STATED PROBLEM
Write out the listing exactly as it is given.

[Stored data entries]
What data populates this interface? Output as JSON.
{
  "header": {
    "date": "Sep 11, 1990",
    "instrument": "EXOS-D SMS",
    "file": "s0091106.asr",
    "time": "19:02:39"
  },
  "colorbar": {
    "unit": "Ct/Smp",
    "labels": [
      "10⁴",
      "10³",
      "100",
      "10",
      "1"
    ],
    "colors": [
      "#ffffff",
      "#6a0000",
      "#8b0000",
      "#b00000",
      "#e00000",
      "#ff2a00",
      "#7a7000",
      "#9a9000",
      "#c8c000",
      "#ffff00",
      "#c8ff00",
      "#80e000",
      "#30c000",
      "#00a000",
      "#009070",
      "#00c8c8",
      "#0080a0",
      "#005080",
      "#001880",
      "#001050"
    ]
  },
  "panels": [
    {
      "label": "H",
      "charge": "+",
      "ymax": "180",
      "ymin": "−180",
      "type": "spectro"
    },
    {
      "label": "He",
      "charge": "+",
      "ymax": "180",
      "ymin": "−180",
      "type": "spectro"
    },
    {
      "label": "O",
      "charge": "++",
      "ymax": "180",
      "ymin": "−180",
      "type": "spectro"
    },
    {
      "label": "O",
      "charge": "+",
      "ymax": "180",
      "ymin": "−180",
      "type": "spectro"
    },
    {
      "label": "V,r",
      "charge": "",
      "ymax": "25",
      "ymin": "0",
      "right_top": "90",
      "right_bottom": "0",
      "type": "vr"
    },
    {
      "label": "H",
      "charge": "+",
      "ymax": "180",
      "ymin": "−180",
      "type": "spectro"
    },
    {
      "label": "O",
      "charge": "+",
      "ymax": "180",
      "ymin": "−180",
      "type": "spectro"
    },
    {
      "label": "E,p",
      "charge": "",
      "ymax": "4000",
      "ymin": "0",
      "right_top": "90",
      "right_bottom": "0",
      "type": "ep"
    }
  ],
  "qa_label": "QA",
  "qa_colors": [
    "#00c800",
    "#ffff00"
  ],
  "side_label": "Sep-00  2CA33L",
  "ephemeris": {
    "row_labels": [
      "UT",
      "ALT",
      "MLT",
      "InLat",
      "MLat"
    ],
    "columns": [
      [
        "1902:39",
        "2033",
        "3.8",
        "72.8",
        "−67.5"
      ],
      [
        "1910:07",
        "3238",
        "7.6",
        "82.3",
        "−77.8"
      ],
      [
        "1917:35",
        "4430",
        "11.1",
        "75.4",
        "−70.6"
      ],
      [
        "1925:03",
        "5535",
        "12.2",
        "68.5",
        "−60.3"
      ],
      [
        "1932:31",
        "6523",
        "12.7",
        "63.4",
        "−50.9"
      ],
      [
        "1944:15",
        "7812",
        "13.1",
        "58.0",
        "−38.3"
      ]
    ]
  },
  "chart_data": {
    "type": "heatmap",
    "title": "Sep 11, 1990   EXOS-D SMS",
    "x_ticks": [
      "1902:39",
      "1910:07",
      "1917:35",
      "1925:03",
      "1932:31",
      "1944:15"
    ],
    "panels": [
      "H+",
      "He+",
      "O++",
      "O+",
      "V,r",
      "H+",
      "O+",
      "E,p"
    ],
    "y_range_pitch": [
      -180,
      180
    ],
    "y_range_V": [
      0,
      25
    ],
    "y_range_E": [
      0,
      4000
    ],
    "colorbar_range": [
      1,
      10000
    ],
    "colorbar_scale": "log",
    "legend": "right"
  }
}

THE ANSWER
What data populates this interface? Output as JSON.
{
  "header": {
    "date": "Sep 11, 1990",
    "instrument": "EXOS-D SMS",
    "file": "s0091106.asr",
    "time": "19:02:39"
  },
  "colorbar": {
    "unit": "Ct/Smp",
    "labels": [
      "10⁴",
      "10³",
      "100",
      "10",
      "1"
    ],
    "colors": [
      "#ffffff",
      "#6a0000",
      "#8b0000",
      "#b00000",
      "#e00000",
      "#ff2a00",
      "#7a7000",
      "#9a9000",
      "#c8c000",
      "#ffff00",
      "#c8ff00",
      "#80e000",
      "#30c000",
      "#00a000",
      "#009070",
      "#00c8c8",
      "#0080a0",
      "#005080",
      "#001880",
      "#001050"
    ]
  },
  "panels": [
    {
      "label": "H",
      "charge": "+",
      "ymax": "180",
      "ymin": "−180",
      "type": "spectro"
    },
    {
      "label": "He",
      "charge": "+",
      "ymax": "180",
      "ymin": "−180",
      "type": "spectro"
    },
    {
      "label": "O",
      "charge": "++",
      "ymax": "180",
      "ymin": "−180",
      "type": "spectro"
    },
    {
      "label": "O",
      "charge": "+",
      "ymax": "180",
      "ymin": "−180",
      "type": "spectro"
    },
    {
      "label": "V,r",
      "charge": "",
      "ymax": "25",
      "ymin": "0",
      "right_top": "90",
      "right_bottom": "0",
      "type": "vr"
    },
    {
      "label": "H",
      "charge": "+",
      "ymax": "180",
      "ymin": "−180",
      "type": "spectro"
    },
    {
      "label": "O",
      "charge": "+",
      "ymax": "180",
      "ymin": "−180",
      "type": "spectro"
    },
    {
      "label": "E,p",
      "charge": "",
      "ymax": "4000",
      "ymin": "0",
      "right_top": "90",
      "right_bottom": "0",
      "type": "ep"
    }
  ],
  "qa_label": "QA",
  "qa_colors": [
    "#00c800",
    "#ffff00"
  ],
  "side_label": "Sep-00  2CA33L",
  "ephemeris": {
    "row_labels": [
      "UT",
      "ALT",
      "MLT",
      "InLat",
      "MLat"
    ],
    "columns": [
      [
        "1902:39",
        "2033",
        "3.8",
        "72.8",
        "−67.5"
      ],
      [
        "1910:07",
        "3238",
        "7.6",
        "82.3",
        "−77.8"
      ],
      [
        "1917:35",
        "4430",
        "11.1",
        "75.4",
        "−70.6"
      ],
      [
        "1925:03",
        "5535",
        "12.2",
        "68.5",
        "−60.3"
      ],
      [
        "1932:31",
        "6523",
        "12.7",
        "63.4",
        "−50.9"
      ],
      [
        "1944:15",
        "7812",
        "13.1",
        "58.0",
        "−38.3"
      ]
    ]
  },
  "chart_data": {
    "type": "heatmap",
    "title": "Sep 11, 1990   EXOS-D SMS",
    "x_ticks": [
      "1902:39",
      "1910:07",
      "1917:35",
      "1925:03",
      "1932:31",
      "1944:15"
    ],
    "panels": [
      "H+",
      "He+",
      "O++",
      "O+",
      "V,r",
      "H+",
      "O+",
      "E,p"
    ],
    "y_range_pitch": [
      -180,
      180
    ],
    "y_range_V": [
      0,
      25
    ],
    "y_range_E": [
      0,
      4000
    ],
    "colorbar_range": [
      1,
      10000
    ],
    "colorbar_scale": "log",
    "legend": "right"
  }
}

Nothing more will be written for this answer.